Return the lines where the word "fight" occurs.
## Begin
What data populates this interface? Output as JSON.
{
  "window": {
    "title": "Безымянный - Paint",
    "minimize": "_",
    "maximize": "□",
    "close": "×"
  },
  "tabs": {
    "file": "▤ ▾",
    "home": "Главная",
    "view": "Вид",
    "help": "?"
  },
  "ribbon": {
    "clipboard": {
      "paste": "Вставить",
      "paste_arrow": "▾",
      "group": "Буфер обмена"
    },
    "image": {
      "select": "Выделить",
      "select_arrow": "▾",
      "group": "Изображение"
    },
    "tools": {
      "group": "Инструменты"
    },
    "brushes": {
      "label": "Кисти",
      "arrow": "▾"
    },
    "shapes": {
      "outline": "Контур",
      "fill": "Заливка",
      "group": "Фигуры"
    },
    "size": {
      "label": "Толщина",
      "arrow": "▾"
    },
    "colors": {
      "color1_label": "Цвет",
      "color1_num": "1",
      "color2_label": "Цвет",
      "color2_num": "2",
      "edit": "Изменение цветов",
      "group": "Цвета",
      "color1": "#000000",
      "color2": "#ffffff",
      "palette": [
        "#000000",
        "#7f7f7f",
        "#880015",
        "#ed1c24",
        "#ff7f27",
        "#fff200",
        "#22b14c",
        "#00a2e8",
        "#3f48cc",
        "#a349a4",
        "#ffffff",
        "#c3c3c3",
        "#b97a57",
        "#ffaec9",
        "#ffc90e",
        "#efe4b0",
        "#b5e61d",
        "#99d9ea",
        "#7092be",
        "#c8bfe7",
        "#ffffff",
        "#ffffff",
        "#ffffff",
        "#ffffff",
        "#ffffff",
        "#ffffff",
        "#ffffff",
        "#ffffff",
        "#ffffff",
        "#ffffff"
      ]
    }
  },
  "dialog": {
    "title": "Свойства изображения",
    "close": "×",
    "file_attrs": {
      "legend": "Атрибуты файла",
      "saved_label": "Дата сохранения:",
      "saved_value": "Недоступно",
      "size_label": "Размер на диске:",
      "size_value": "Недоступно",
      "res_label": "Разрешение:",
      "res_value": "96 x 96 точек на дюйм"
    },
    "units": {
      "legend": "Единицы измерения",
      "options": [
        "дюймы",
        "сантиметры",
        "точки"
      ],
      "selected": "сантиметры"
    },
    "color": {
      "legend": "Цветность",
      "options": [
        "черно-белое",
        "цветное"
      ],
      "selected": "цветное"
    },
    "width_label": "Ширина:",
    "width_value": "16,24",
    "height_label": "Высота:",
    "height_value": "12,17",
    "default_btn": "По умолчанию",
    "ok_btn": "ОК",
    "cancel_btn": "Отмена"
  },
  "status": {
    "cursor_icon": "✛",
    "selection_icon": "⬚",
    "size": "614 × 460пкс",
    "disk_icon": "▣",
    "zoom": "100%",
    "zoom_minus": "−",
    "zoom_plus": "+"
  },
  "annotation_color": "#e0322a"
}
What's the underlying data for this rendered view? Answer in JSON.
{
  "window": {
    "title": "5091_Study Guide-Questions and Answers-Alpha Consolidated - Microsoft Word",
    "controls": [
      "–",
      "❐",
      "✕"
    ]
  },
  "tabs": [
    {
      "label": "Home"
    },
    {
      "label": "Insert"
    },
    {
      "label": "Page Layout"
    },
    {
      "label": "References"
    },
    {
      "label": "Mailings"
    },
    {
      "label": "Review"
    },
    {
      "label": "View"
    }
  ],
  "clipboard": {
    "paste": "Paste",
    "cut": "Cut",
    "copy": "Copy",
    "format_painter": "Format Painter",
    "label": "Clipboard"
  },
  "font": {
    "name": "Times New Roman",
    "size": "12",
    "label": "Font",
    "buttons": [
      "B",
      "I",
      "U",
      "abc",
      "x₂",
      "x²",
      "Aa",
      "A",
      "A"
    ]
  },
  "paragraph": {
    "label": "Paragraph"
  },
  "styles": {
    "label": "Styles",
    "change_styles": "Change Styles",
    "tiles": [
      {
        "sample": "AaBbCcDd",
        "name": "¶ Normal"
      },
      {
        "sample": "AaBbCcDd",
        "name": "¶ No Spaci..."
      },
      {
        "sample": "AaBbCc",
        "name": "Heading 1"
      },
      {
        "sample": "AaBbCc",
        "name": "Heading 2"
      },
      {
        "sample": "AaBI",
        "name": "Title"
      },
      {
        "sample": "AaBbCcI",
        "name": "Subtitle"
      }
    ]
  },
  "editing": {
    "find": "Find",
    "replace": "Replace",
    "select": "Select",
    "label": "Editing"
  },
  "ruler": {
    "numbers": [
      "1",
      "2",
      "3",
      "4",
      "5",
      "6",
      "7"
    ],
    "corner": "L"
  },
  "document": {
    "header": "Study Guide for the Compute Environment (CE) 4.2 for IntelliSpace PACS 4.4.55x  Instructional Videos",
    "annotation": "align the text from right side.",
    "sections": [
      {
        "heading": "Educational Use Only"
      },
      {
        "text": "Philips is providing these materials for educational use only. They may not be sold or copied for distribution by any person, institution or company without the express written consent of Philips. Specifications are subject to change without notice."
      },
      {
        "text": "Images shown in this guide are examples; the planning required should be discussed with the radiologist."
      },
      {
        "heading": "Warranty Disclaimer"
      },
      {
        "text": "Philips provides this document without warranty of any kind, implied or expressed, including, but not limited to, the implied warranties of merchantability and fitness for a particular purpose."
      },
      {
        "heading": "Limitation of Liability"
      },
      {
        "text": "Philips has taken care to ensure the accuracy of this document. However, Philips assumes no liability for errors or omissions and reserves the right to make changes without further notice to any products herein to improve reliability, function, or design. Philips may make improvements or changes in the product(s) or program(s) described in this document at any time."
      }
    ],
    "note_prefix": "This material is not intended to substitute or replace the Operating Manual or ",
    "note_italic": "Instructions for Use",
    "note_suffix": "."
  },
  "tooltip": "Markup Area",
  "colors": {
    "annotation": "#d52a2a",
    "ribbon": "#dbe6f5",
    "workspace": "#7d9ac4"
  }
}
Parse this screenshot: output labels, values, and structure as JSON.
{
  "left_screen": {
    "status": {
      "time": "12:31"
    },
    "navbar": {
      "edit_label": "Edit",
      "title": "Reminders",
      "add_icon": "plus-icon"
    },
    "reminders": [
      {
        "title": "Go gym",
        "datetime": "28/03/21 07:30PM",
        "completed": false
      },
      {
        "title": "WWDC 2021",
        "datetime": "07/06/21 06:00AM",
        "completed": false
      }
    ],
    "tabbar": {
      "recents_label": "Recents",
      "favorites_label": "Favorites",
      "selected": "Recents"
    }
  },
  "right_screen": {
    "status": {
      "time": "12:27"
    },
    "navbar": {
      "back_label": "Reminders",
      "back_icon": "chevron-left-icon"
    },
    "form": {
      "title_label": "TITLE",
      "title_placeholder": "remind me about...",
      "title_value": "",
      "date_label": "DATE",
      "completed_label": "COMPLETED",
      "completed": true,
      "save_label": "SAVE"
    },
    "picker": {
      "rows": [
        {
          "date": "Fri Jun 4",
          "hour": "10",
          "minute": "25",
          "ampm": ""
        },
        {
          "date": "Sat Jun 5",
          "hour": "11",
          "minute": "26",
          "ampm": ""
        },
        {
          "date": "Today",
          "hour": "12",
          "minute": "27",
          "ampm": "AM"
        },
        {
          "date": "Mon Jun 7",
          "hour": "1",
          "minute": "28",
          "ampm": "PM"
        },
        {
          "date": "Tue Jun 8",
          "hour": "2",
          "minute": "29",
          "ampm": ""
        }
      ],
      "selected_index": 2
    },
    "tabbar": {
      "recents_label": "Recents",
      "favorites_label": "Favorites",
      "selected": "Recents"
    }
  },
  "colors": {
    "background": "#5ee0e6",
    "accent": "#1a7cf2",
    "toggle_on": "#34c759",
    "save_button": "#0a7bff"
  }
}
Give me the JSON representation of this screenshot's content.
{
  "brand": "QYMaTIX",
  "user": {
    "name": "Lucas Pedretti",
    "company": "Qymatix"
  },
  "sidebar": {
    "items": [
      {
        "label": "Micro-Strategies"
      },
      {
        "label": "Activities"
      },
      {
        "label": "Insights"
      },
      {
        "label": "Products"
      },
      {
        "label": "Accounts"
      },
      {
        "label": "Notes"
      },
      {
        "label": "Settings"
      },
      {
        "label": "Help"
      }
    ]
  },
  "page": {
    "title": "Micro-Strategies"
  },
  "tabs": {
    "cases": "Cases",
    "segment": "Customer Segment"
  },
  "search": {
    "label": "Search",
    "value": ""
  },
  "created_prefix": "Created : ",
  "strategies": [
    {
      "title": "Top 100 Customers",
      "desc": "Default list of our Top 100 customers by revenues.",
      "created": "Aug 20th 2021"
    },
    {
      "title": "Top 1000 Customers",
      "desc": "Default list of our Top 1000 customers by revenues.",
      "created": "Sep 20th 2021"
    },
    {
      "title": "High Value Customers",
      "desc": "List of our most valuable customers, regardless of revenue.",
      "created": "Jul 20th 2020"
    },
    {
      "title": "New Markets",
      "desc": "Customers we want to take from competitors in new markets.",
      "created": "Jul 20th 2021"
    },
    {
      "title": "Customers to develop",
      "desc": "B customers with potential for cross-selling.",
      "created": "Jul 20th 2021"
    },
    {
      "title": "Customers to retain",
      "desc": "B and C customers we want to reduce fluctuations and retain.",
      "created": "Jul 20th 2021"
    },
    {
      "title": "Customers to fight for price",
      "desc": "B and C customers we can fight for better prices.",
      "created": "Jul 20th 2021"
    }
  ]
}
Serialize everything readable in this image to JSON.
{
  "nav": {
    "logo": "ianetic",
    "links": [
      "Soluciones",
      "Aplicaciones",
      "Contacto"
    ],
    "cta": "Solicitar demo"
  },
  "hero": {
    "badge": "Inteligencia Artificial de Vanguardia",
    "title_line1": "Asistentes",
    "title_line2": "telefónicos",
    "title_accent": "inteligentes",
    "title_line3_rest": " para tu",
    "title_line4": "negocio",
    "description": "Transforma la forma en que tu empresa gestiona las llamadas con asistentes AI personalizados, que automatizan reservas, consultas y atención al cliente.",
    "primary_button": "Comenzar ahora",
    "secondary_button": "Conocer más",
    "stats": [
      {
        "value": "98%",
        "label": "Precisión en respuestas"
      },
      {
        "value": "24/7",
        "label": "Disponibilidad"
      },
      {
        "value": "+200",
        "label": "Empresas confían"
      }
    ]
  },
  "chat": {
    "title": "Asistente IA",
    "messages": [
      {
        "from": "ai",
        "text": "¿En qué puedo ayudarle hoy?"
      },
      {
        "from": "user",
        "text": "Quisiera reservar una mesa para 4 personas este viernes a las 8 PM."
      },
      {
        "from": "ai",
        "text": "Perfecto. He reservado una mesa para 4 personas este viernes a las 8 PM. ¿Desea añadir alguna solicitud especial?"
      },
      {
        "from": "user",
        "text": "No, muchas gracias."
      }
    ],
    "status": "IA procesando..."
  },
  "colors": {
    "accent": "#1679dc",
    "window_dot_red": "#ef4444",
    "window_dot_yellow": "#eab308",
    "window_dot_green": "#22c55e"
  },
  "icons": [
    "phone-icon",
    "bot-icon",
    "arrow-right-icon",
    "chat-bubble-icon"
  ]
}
## End
• Exercise solution:
      "title": "Customers to fight for price",
      "desc": "B and C customers we can fight for better prices.",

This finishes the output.